Instruction >> Could you retype the following records exactly as they are given?

Exercise materials >>
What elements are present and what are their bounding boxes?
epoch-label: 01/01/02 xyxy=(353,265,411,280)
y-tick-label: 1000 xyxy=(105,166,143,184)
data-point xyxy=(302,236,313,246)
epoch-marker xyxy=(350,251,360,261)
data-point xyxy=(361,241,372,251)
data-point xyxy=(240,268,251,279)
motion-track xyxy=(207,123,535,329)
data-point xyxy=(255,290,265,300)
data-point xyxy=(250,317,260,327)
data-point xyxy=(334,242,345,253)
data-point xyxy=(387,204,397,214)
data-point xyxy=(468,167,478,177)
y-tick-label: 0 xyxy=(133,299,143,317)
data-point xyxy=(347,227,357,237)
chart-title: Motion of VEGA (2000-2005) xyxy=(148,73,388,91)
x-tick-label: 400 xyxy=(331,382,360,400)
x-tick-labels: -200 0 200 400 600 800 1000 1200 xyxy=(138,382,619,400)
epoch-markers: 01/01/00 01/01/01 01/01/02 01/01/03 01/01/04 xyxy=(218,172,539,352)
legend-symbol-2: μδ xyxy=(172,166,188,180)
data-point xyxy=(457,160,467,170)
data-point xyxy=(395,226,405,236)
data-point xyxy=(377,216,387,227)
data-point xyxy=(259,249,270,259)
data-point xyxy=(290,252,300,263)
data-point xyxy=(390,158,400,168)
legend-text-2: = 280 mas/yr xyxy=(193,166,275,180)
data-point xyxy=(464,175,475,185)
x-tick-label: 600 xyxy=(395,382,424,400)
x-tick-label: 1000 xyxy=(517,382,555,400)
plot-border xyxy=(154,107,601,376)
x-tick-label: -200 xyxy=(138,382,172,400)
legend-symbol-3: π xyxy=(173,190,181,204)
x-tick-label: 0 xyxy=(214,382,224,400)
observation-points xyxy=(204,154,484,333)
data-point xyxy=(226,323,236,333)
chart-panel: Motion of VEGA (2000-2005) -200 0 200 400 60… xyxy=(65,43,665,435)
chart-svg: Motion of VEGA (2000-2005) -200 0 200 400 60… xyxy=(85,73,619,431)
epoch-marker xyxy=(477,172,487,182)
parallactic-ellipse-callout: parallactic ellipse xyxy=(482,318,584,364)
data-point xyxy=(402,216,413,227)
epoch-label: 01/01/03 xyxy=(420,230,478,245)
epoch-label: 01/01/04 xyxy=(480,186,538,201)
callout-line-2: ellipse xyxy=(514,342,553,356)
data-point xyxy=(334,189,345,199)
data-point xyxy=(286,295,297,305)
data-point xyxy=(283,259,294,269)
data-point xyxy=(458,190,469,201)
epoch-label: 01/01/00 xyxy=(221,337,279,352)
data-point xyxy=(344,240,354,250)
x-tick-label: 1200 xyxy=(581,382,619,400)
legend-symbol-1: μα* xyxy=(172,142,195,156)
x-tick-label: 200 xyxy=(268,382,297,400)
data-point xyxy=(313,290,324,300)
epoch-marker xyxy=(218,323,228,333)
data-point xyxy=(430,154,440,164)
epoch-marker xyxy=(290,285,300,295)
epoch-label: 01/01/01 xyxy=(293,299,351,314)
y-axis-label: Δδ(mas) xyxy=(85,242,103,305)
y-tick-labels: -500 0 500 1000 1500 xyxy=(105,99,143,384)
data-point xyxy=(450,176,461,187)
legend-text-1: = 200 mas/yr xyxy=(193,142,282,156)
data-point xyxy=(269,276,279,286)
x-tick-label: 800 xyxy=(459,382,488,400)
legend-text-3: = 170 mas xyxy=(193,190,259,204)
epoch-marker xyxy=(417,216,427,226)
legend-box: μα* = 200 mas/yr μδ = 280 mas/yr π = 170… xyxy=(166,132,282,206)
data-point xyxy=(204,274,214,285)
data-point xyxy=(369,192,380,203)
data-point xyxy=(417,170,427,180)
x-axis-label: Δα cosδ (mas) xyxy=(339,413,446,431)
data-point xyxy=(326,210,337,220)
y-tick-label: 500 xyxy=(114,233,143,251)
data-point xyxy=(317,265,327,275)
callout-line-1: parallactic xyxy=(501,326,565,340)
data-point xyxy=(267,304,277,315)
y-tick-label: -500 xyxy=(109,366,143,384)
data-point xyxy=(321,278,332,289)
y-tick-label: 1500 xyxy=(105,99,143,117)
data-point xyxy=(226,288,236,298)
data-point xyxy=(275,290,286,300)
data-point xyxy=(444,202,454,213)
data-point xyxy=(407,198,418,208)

Written solution >>
What elements are present and what are their bounding boxes?
epoch-label: 01/01/02 xyxy=(353,265,411,280)
y-tick-label: 1000 xyxy=(105,166,143,184)
data-point xyxy=(302,236,313,246)
epoch-marker xyxy=(350,251,360,261)
data-point xyxy=(361,241,372,251)
data-point xyxy=(240,268,251,279)
motion-track xyxy=(207,123,535,329)
data-point xyxy=(255,290,265,300)
data-point xyxy=(250,317,260,327)
data-point xyxy=(334,242,345,253)
data-point xyxy=(387,204,397,214)
data-point xyxy=(468,167,478,177)
y-tick-label: 0 xyxy=(133,299,143,317)
data-point xyxy=(347,227,357,237)
chart-title: Motion of VEGA (2000-2005) xyxy=(148,73,388,91)
x-tick-label: 400 xyxy=(331,382,360,400)
x-tick-labels: -200 0 200 400 600 800 1000 1200 xyxy=(138,382,619,400)
epoch-markers: 01/01/00 01/01/01 01/01/02 01/01/03 01/01/04 xyxy=(218,172,539,352)
legend-symbol-2: μδ xyxy=(172,166,188,180)
data-point xyxy=(457,160,467,170)
data-point xyxy=(395,226,405,236)
data-point xyxy=(377,216,387,227)
data-point xyxy=(259,249,270,259)
data-point xyxy=(290,252,300,263)
data-point xyxy=(390,158,400,168)
legend-text-2: = 280 mas/yr xyxy=(193,166,275,180)
data-point xyxy=(464,175,475,185)
x-tick-label: 600 xyxy=(395,382,424,400)
x-tick-label: 1000 xyxy=(517,382,555,400)
plot-border xyxy=(154,107,601,376)
x-tick-label: -200 xyxy=(138,382,172,400)
legend-symbol-3: π xyxy=(173,190,181,204)
x-tick-label: 0 xyxy=(214,382,224,400)
observation-points xyxy=(204,154,484,333)
data-point xyxy=(226,323,236,333)
chart-panel: Motion of VEGA (2000-2005) -200 0 200 400 60… xyxy=(65,43,665,435)
chart-svg: Motion of VEGA (2000-2005) -200 0 200 400 60… xyxy=(85,73,619,431)
epoch-marker xyxy=(477,172,487,182)
parallactic-ellipse-callout: parallactic ellipse xyxy=(482,318,584,364)
data-point xyxy=(402,216,413,227)
epoch-label: 01/01/03 xyxy=(420,230,478,245)
epoch-label: 01/01/04 xyxy=(480,186,538,201)
callout-line-2: ellipse xyxy=(514,342,553,356)
data-point xyxy=(334,189,345,199)
data-point xyxy=(286,295,297,305)
data-point xyxy=(283,259,294,269)
data-point xyxy=(458,190,469,201)
epoch-label: 01/01/00 xyxy=(221,337,279,352)
data-point xyxy=(344,240,354,250)
x-tick-label: 1200 xyxy=(581,382,619,400)
legend-symbol-1: μα* xyxy=(172,142,195,156)
x-tick-label: 200 xyxy=(268,382,297,400)
data-point xyxy=(313,290,324,300)
epoch-marker xyxy=(218,323,228,333)
data-point xyxy=(430,154,440,164)
epoch-marker xyxy=(290,285,300,295)
epoch-label: 01/01/01 xyxy=(293,299,351,314)
y-axis-label: Δδ(mas) xyxy=(85,242,103,305)
y-tick-labels: -500 0 500 1000 1500 xyxy=(105,99,143,384)
data-point xyxy=(450,176,461,187)
legend-text-1: = 200 mas/yr xyxy=(193,142,282,156)
data-point xyxy=(269,276,279,286)
x-tick-label: 800 xyxy=(459,382,488,400)
legend-text-3: = 170 mas xyxy=(193,190,259,204)
epoch-marker xyxy=(417,216,427,226)
legend-box: μα* = 200 mas/yr μδ = 280 mas/yr π = 170… xyxy=(166,132,282,206)
data-point xyxy=(204,274,214,285)
data-point xyxy=(369,192,380,203)
data-point xyxy=(417,170,427,180)
x-axis-label: Δα cosδ (mas) xyxy=(339,413,446,431)
data-point xyxy=(326,210,337,220)
y-tick-label: 500 xyxy=(114,233,143,251)
data-point xyxy=(317,265,327,275)
callout-line-1: parallactic xyxy=(501,326,565,340)
data-point xyxy=(267,304,277,315)
y-tick-label: -500 xyxy=(109,366,143,384)
data-point xyxy=(321,278,332,289)
y-tick-label: 1500 xyxy=(105,99,143,117)
data-point xyxy=(226,288,236,298)
data-point xyxy=(275,290,286,300)
data-point xyxy=(444,202,454,213)
data-point xyxy=(407,198,418,208)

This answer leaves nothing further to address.